Aspiration: What Is It and What to Look Out For

Have you ever had the feeling that something went down the “wrong pipe?” This is a common sensation that people feel when food or liquid accidently enters their airway instead of traveling to their stomach. Most of us are able to protect our airways by coughing up any material that goes down the wrong way. However, some children are unable to cough up material that enters their airway, putting them at greater risk for material entering their lungs, otherwise known as aspiration. Feeding your child can already be a stressful experience, especially when it comes to their safety. Therefore, it is important to understand the signs, symptoms, and risk factors that are associated with aspiration to identify when it is appropriate to seek medical attention.

What is aspiration?

Aspiration is when food, liquid, saliva, or any other foreign item enters the airway or lungs. Aspiration can occur in infants, children, and adults, and can vary from mild to severe. If persistent and untreated, aspiration can lead to serious health issues, such as pneumonia.

What are the risk factors for aspiration in infants and children?

Aspiration is most commonly caused by a swallowing disorder, otherwise known as dysphagia. Other risk factors for aspiration include, but are not limited to:

  • Abnormal anatomy, such as cleft palate, paralyzed vocal folds, or esophageal atresia
  • Premature birth and related complications
  • Reflux disorders
  • Neurological disorders
  • Other medical diagnoses, such as Down Syndrome

What are the signs and symptoms of aspiration in infants and children?

Entries shown:

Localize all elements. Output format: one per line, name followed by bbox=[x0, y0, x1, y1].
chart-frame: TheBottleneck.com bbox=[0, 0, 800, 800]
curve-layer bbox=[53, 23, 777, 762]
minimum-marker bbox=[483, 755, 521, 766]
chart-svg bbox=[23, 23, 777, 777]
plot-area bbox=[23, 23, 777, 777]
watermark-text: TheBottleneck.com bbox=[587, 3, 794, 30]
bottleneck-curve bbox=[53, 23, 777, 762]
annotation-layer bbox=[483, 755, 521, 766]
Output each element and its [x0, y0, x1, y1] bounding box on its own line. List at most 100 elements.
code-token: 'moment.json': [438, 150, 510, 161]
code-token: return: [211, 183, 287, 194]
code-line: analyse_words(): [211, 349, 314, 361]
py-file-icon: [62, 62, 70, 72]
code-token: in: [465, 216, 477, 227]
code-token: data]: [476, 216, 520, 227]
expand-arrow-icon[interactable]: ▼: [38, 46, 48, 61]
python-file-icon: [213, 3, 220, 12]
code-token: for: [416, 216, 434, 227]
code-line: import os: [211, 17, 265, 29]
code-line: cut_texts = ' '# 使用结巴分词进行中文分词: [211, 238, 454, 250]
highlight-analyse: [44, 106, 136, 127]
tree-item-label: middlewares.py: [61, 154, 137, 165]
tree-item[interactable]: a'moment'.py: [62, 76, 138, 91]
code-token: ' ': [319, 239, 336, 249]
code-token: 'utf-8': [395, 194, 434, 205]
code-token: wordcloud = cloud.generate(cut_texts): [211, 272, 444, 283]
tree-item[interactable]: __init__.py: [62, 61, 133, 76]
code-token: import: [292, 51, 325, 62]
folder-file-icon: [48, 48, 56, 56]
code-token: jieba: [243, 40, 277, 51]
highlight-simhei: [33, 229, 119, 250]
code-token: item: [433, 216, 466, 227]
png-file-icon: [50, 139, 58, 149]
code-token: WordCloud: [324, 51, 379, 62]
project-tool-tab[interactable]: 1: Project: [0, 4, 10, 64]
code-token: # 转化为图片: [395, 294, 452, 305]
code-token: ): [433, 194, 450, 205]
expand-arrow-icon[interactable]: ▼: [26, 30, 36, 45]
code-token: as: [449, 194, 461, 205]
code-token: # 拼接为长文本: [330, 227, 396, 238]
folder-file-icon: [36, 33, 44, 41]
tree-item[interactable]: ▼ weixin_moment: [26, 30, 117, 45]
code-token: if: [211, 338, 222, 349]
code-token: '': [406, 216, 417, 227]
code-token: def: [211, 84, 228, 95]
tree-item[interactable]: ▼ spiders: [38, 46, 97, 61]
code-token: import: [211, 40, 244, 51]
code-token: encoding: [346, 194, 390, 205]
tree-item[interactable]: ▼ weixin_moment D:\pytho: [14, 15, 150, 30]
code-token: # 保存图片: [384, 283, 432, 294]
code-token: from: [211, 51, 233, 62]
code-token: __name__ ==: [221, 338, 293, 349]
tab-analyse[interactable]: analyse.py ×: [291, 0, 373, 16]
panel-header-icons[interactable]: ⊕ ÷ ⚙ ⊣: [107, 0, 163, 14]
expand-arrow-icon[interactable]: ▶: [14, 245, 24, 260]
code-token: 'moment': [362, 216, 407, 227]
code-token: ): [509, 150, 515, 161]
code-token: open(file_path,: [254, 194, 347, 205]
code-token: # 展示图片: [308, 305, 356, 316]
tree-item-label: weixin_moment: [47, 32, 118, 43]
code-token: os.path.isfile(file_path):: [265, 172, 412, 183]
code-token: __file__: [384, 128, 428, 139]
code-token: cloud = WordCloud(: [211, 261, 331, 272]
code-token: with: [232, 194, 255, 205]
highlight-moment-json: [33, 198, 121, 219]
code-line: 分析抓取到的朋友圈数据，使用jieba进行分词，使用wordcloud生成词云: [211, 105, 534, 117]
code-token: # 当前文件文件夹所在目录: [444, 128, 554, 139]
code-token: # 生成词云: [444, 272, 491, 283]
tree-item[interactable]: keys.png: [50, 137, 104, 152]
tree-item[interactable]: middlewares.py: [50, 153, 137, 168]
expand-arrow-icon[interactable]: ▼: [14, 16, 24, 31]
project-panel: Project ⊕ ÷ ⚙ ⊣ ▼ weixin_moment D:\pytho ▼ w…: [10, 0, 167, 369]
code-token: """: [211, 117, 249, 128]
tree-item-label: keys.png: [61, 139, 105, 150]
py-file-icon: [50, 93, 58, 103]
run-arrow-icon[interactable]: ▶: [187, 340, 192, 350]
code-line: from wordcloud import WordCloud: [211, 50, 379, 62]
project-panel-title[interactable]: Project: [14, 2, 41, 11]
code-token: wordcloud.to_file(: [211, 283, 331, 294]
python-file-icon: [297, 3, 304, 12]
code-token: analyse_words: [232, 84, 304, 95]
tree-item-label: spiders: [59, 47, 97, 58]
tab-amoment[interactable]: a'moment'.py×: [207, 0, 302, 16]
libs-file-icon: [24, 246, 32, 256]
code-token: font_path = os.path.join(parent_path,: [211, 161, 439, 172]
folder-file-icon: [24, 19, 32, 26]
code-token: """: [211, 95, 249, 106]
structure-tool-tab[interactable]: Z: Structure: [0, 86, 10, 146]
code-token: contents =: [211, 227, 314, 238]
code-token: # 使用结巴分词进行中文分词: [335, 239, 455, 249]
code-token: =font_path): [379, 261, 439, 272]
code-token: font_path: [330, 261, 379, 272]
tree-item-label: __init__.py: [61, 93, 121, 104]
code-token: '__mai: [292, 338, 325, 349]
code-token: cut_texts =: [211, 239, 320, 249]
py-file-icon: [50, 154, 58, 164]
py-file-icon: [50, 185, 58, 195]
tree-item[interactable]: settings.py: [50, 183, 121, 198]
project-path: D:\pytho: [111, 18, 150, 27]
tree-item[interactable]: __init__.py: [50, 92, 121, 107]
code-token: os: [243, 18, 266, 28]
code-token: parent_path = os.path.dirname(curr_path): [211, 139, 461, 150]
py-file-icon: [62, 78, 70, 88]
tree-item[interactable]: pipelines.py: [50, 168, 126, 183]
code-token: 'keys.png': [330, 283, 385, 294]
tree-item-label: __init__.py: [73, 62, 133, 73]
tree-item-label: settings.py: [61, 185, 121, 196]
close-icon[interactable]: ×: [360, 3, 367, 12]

Aim of the exercise: Carry on the article about aspiration in children from where it stops, starting directly after its final line.

Output of the task:
Aspiration can result in overt signs/symptoms, such as:

  • Coughing or choking during feeds
  • Wheezing and/or breathing problems (stop breathing or fast breathing)
  • Voice sounds wet or gurgly after feeding
  • Signs of distress, including facial grimacing, tearing of the eyes, arching back, or redness in the face
  • Repeated lung or airway infections
  • Slight fever after meals

Aspiration can also occur withoutovert signs of swallowing difficulty, meaning that the child does not cough or show symptoms when material goes into their lungs. This is known as silent aspirationand is best detected by a formal video-swallow study, as it cannot be observed by the naked eye.

What can I do?

If your child is demonstrating ANY signs or symptoms of aspiration, notify your speech-language pathologist or contact your medical provider to discuss the need for a formal swallow evaluation. After a swallowing evaluation, your medical team will be able to determine which consistencies are safest for your child to eat and drink, as well as create a plan of care to improve your child’s swallow function.

Questions or concerns?

If you have questions or concerns about the safety of your child’s swallow, please contact us at info@playworkschicago.com or 773-332-9439.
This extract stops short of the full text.